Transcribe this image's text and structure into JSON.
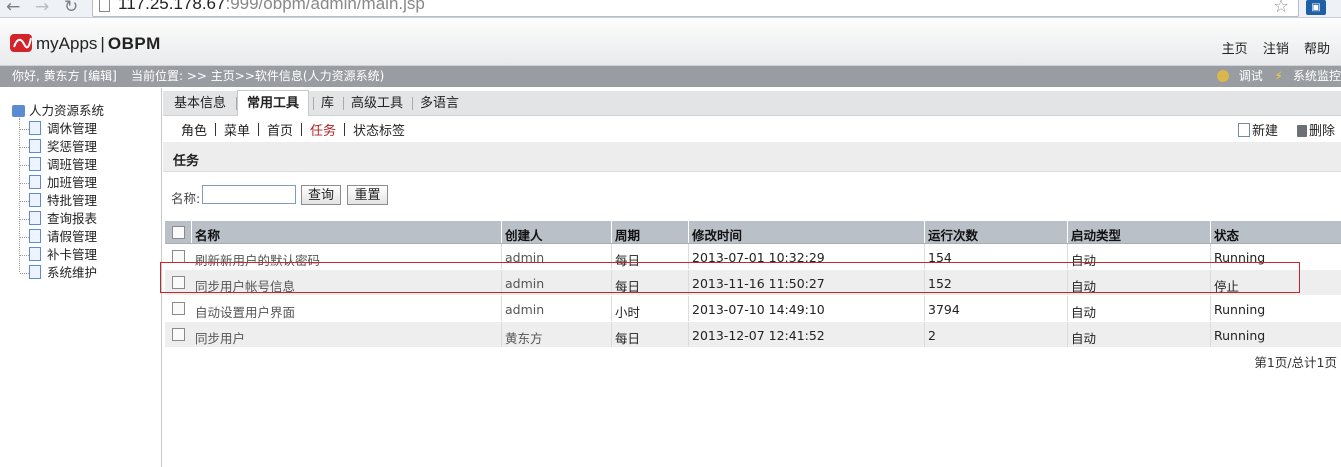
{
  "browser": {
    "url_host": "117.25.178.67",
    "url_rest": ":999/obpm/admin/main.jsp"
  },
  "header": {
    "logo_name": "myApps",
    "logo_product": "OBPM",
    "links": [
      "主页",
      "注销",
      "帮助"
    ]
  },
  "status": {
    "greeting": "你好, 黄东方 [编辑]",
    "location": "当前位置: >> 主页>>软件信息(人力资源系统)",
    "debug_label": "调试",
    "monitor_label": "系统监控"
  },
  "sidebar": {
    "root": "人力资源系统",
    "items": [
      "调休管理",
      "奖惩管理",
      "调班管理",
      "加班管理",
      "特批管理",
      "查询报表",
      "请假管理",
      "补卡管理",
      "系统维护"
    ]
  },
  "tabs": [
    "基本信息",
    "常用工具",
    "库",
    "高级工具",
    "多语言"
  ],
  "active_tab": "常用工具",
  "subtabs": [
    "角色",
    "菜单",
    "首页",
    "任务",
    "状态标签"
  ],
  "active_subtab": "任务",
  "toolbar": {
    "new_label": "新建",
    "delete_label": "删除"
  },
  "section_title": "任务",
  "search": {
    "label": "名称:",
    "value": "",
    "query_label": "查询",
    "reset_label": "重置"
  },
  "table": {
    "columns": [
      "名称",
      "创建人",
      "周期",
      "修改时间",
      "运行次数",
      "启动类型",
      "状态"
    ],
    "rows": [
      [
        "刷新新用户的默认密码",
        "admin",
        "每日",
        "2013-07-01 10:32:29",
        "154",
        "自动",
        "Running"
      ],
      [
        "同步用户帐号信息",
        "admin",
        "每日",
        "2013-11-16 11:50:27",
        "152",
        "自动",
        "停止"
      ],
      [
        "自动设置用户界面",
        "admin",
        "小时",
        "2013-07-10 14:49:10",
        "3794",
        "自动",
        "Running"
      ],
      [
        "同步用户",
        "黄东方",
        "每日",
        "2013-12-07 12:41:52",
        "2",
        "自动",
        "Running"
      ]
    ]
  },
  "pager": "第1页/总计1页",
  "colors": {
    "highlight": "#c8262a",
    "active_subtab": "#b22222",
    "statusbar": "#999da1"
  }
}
══════════
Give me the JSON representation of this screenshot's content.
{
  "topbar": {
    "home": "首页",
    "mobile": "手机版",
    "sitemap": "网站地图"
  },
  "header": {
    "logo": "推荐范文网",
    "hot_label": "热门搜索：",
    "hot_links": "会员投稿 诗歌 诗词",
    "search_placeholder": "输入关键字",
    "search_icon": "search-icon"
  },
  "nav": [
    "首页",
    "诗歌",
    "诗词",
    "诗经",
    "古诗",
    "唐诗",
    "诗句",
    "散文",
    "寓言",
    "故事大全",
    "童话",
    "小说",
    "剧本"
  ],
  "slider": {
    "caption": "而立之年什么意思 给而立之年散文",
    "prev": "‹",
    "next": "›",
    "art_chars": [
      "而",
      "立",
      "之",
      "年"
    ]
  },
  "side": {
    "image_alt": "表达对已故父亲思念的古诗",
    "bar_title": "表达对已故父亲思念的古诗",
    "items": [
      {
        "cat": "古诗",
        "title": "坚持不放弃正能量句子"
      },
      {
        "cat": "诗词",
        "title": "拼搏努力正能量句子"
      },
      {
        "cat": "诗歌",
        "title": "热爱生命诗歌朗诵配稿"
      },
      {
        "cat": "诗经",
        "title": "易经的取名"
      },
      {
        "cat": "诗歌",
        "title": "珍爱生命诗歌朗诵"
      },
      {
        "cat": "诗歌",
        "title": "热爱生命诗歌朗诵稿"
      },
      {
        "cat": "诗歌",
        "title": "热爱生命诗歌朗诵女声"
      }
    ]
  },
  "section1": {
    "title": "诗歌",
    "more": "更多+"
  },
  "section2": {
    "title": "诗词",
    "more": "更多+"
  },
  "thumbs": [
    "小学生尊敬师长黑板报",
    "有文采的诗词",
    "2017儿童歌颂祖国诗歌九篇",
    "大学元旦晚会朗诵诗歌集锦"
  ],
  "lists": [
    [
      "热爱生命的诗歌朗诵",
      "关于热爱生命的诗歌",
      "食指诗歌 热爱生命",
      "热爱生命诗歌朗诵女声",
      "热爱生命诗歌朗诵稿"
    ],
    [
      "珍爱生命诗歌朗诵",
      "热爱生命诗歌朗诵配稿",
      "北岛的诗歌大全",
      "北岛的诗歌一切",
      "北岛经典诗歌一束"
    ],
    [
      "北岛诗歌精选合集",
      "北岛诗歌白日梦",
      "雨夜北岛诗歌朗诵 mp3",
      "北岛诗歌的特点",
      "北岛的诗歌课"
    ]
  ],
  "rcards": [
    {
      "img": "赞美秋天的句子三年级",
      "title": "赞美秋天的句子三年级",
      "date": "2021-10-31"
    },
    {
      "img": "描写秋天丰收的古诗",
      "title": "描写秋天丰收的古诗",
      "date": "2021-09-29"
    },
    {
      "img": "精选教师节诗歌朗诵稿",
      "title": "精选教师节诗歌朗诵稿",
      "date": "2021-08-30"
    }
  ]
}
══════════
Look through the entries above for the word "date". Copy every line where it shows up.

--- Solution to the problem ---
      "date": "2021-10-31"
      "date": "2021-09-29"
      "date": "2021-08-30"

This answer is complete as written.